* **PROBLEM TO WORK ON**:
Pictures do not belong in the copy. Return all of the entries exactly.

* **DATA IN THIS EXERCISE**:
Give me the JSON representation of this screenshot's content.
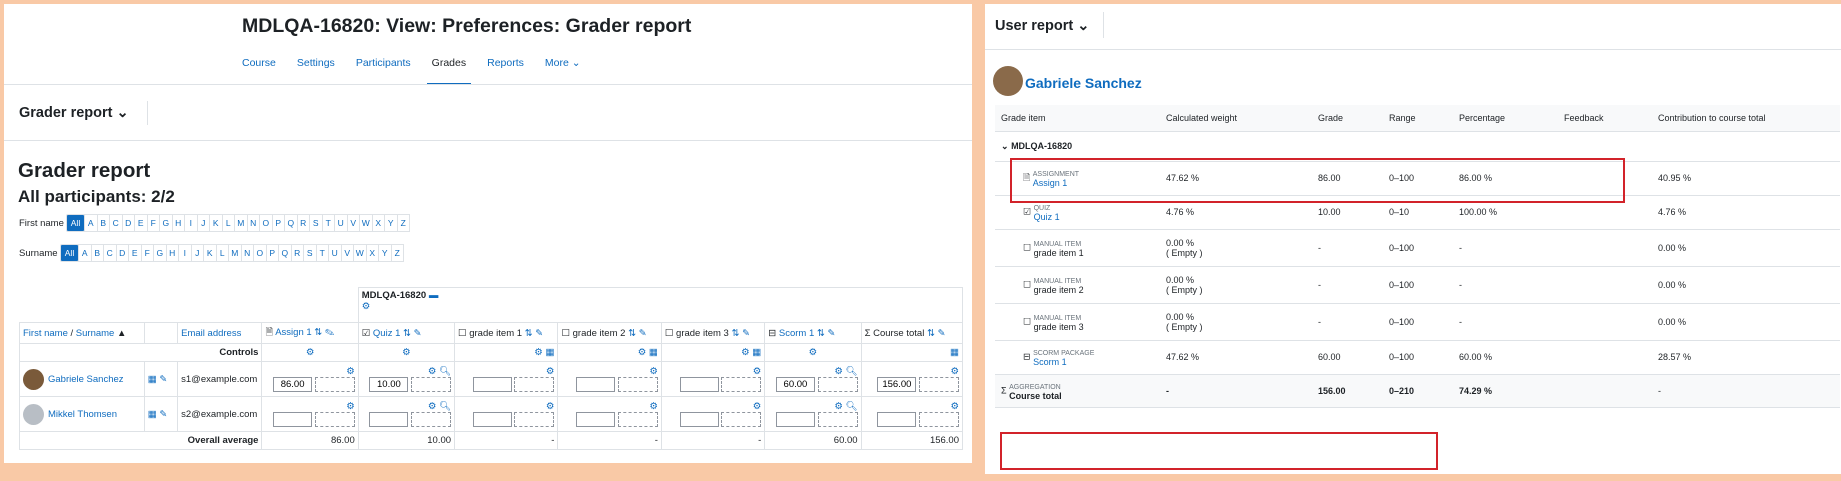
{
  "left": {
    "title": "MDLQA-16820: View: Preferences: Grader report",
    "nav": [
      "Course",
      "Settings",
      "Participants",
      "Grades",
      "Reports",
      "More ⌄"
    ],
    "report_select": "Grader report ⌄",
    "heading": "Grader report",
    "subheading": "All participants: 2/2",
    "firstname_label": "First name",
    "surname_label": "Surname",
    "letters": [
      "All",
      "A",
      "B",
      "C",
      "D",
      "E",
      "F",
      "G",
      "H",
      "I",
      "J",
      "K",
      "L",
      "M",
      "N",
      "O",
      "P",
      "Q",
      "R",
      "S",
      "T",
      "U",
      "V",
      "W",
      "X",
      "Y",
      "Z"
    ],
    "course_name": "MDLQA-16820",
    "col_name": "First name / Surname",
    "col_name_first": "First name",
    "col_name_sep": " / ",
    "col_name_last": "Surname",
    "col_email": "Email address",
    "items": [
      "Assign 1",
      "Quiz 1",
      "grade item 1",
      "grade item 2",
      "grade item 3",
      "Scorm 1",
      "Course total"
    ],
    "controls": "Controls",
    "users": [
      {
        "name": "Gabriele Sanchez",
        "email": "s1@example.com",
        "grades": [
          "86.00",
          "10.00",
          "",
          "",
          "",
          "60.00",
          "156.00"
        ]
      },
      {
        "name": "Mikkel Thomsen",
        "email": "s2@example.com",
        "grades": [
          "",
          "",
          "",
          "",
          "",
          "",
          ""
        ]
      }
    ],
    "overall": "Overall average",
    "averages": [
      "86.00",
      "10.00",
      "-",
      "-",
      "-",
      "60.00",
      "156.00"
    ]
  },
  "right": {
    "report_select": "User report ⌄",
    "user": "Gabriele Sanchez",
    "headers": [
      "Grade item",
      "Calculated weight",
      "Grade",
      "Range",
      "Percentage",
      "Feedback",
      "Contribution to course total"
    ],
    "category": "MDLQA-16820",
    "rows": [
      {
        "type": "ASSIGNMENT",
        "name": "Assign 1",
        "weight": "47.62 %",
        "weight2": "",
        "grade": "86.00",
        "range": "0–100",
        "pct": "86.00 %",
        "contrib": "40.95 %",
        "link": true
      },
      {
        "type": "QUIZ",
        "name": "Quiz 1",
        "weight": "4.76 %",
        "weight2": "",
        "grade": "10.00",
        "range": "0–10",
        "pct": "100.00 %",
        "contrib": "4.76 %",
        "link": true
      },
      {
        "type": "MANUAL ITEM",
        "name": "grade item 1",
        "weight": "0.00 %",
        "weight2": "( Empty )",
        "grade": "-",
        "range": "0–100",
        "pct": "-",
        "contrib": "0.00 %",
        "link": false
      },
      {
        "type": "MANUAL ITEM",
        "name": "grade item 2",
        "weight": "0.00 %",
        "weight2": "( Empty )",
        "grade": "-",
        "range": "0–100",
        "pct": "-",
        "contrib": "0.00 %",
        "link": false
      },
      {
        "type": "MANUAL ITEM",
        "name": "grade item 3",
        "weight": "0.00 %",
        "weight2": "( Empty )",
        "grade": "-",
        "range": "0–100",
        "pct": "-",
        "contrib": "0.00 %",
        "link": false
      },
      {
        "type": "SCORM PACKAGE",
        "name": "Scorm 1",
        "weight": "47.62 %",
        "weight2": "",
        "grade": "60.00",
        "range": "0–100",
        "pct": "60.00 %",
        "contrib": "28.57 %",
        "link": true
      }
    ],
    "total": {
      "type": "AGGREGATION",
      "name": "Course total",
      "weight": "-",
      "grade": "156.00",
      "range": "0–210",
      "pct": "74.29 %",
      "contrib": "-"
    }
  },
  "colors": {
    "link": "#0f6cbf",
    "highlight": "#d2232a",
    "background": "#f9c9a6"
  }
}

* **EXERCISE RESULT**:
Give me the JSON representation of this screenshot's content.
{
  "left": {
    "title": "MDLQA-16820: View: Preferences: Grader report",
    "nav": [
      "Course",
      "Settings",
      "Participants",
      "Grades",
      "Reports",
      "More ⌄"
    ],
    "report_select": "Grader report ⌄",
    "heading": "Grader report",
    "subheading": "All participants: 2/2",
    "firstname_label": "First name",
    "surname_label": "Surname",
    "letters": [
      "All",
      "A",
      "B",
      "C",
      "D",
      "E",
      "F",
      "G",
      "H",
      "I",
      "J",
      "K",
      "L",
      "M",
      "N",
      "O",
      "P",
      "Q",
      "R",
      "S",
      "T",
      "U",
      "V",
      "W",
      "X",
      "Y",
      "Z"
    ],
    "course_name": "MDLQA-16820",
    "col_name": "First name / Surname",
    "col_name_first": "First name",
    "col_name_sep": " / ",
    "col_name_last": "Surname",
    "col_email": "Email address",
    "items": [
      "Assign 1",
      "Quiz 1",
      "grade item 1",
      "grade item 2",
      "grade item 3",
      "Scorm 1",
      "Course total"
    ],
    "controls": "Controls",
    "users": [
      {
        "name": "Gabriele Sanchez",
        "email": "s1@example.com",
        "grades": [
          "86.00",
          "10.00",
          "",
          "",
          "",
          "60.00",
          "156.00"
        ]
      },
      {
        "name": "Mikkel Thomsen",
        "email": "s2@example.com",
        "grades": [
          "",
          "",
          "",
          "",
          "",
          "",
          ""
        ]
      }
    ],
    "overall": "Overall average",
    "averages": [
      "86.00",
      "10.00",
      "-",
      "-",
      "-",
      "60.00",
      "156.00"
    ]
  },
  "right": {
    "report_select": "User report ⌄",
    "user": "Gabriele Sanchez",
    "headers": [
      "Grade item",
      "Calculated weight",
      "Grade",
      "Range",
      "Percentage",
      "Feedback",
      "Contribution to course total"
    ],
    "category": "MDLQA-16820",
    "rows": [
      {
        "type": "ASSIGNMENT",
        "name": "Assign 1",
        "weight": "47.62 %",
        "weight2": "",
        "grade": "86.00",
        "range": "0–100",
        "pct": "86.00 %",
        "contrib": "40.95 %",
        "link": true
      },
      {
        "type": "QUIZ",
        "name": "Quiz 1",
        "weight": "4.76 %",
        "weight2": "",
        "grade": "10.00",
        "range": "0–10",
        "pct": "100.00 %",
        "contrib": "4.76 %",
        "link": true
      },
      {
        "type": "MANUAL ITEM",
        "name": "grade item 1",
        "weight": "0.00 %",
        "weight2": "( Empty )",
        "grade": "-",
        "range": "0–100",
        "pct": "-",
        "contrib": "0.00 %",
        "link": false
      },
      {
        "type": "MANUAL ITEM",
        "name": "grade item 2",
        "weight": "0.00 %",
        "weight2": "( Empty )",
        "grade": "-",
        "range": "0–100",
        "pct": "-",
        "contrib": "0.00 %",
        "link": false
      },
      {
        "type": "MANUAL ITEM",
        "name": "grade item 3",
        "weight": "0.00 %",
        "weight2": "( Empty )",
        "grade": "-",
        "range": "0–100",
        "pct": "-",
        "contrib": "0.00 %",
        "link": false
      },
      {
        "type": "SCORM PACKAGE",
        "name": "Scorm 1",
        "weight": "47.62 %",
        "weight2": "",
        "grade": "60.00",
        "range": "0–100",
        "pct": "60.00 %",
        "contrib": "28.57 %",
        "link": true
      }
    ],
    "total": {
      "type": "AGGREGATION",
      "name": "Course total",
      "weight": "-",
      "grade": "156.00",
      "range": "0–210",
      "pct": "74.29 %",
      "contrib": "-"
    }
  },
  "colors": {
    "link": "#0f6cbf",
    "highlight": "#d2232a",
    "background": "#f9c9a6"
  }
}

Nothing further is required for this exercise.